##### EXERCISE INPUT
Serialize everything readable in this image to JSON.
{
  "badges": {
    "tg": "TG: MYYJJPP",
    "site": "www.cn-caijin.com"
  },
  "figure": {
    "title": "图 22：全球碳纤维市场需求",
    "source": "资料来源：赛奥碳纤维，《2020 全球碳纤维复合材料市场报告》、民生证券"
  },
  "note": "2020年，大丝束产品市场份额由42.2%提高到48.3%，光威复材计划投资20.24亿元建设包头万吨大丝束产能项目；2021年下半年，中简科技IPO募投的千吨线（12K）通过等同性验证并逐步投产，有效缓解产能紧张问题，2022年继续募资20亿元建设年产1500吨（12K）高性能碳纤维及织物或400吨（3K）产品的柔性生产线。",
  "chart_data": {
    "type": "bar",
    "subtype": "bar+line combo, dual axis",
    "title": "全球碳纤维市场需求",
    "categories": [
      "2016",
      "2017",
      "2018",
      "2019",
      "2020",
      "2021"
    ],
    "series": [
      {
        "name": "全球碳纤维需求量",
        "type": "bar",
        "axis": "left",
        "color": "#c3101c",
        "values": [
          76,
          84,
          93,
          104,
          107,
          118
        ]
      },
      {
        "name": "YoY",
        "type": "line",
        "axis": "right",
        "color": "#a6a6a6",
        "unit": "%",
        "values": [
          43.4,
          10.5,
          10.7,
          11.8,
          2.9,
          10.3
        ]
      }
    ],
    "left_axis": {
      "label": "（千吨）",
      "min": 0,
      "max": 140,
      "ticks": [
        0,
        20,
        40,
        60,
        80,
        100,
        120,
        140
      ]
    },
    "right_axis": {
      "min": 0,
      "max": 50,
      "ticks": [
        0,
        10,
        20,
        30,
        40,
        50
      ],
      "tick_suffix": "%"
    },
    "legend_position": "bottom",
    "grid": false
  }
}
##########
▸ WHAT IS EXPECTED
Above are the records; retype every one exactly.

▸ PROBLEM SOLUTION
Serialize everything readable in this image to JSON.
{
  "badges": {
    "tg": "TG: MYYJJPP",
    "site": "www.cn-caijin.com"
  },
  "figure": {
    "title": "图 22：全球碳纤维市场需求",
    "source": "资料来源：赛奥碳纤维，《2020 全球碳纤维复合材料市场报告》、民生证券"
  },
  "note": "2020年，大丝束产品市场份额由42.2%提高到48.3%，光威复材计划投资20.24亿元建设包头万吨大丝束产能项目；2021年下半年，中简科技IPO募投的千吨线（12K）通过等同性验证并逐步投产，有效缓解产能紧张问题，2022年继续募资20亿元建设年产1500吨（12K）高性能碳纤维及织物或400吨（3K）产品的柔性生产线。",
  "chart_data": {
    "type": "bar",
    "subtype": "bar+line combo, dual axis",
    "title": "全球碳纤维市场需求",
    "categories": [
      "2016",
      "2017",
      "2018",
      "2019",
      "2020",
      "2021"
    ],
    "series": [
      {
        "name": "全球碳纤维需求量",
        "type": "bar",
        "axis": "left",
        "color": "#c3101c",
        "values": [
          76,
          84,
          93,
          104,
          107,
          118
        ]
      },
      {
        "name": "YoY",
        "type": "line",
        "axis": "right",
        "color": "#a6a6a6",
        "unit": "%",
        "values": [
          43.4,
          10.5,
          10.7,
          11.8,
          2.9,
          10.3
        ]
      }
    ],
    "left_axis": {
      "label": "（千吨）",
      "min": 0,
      "max": 140,
      "ticks": [
        0,
        20,
        40,
        60,
        80,
        100,
        120,
        140
      ]
    },
    "right_axis": {
      "min": 0,
      "max": 50,
      "ticks": [
        0,
        10,
        20,
        30,
        40,
        50
      ],
      "tick_suffix": "%"
    },
    "legend_position": "bottom",
    "grid": false
  }
}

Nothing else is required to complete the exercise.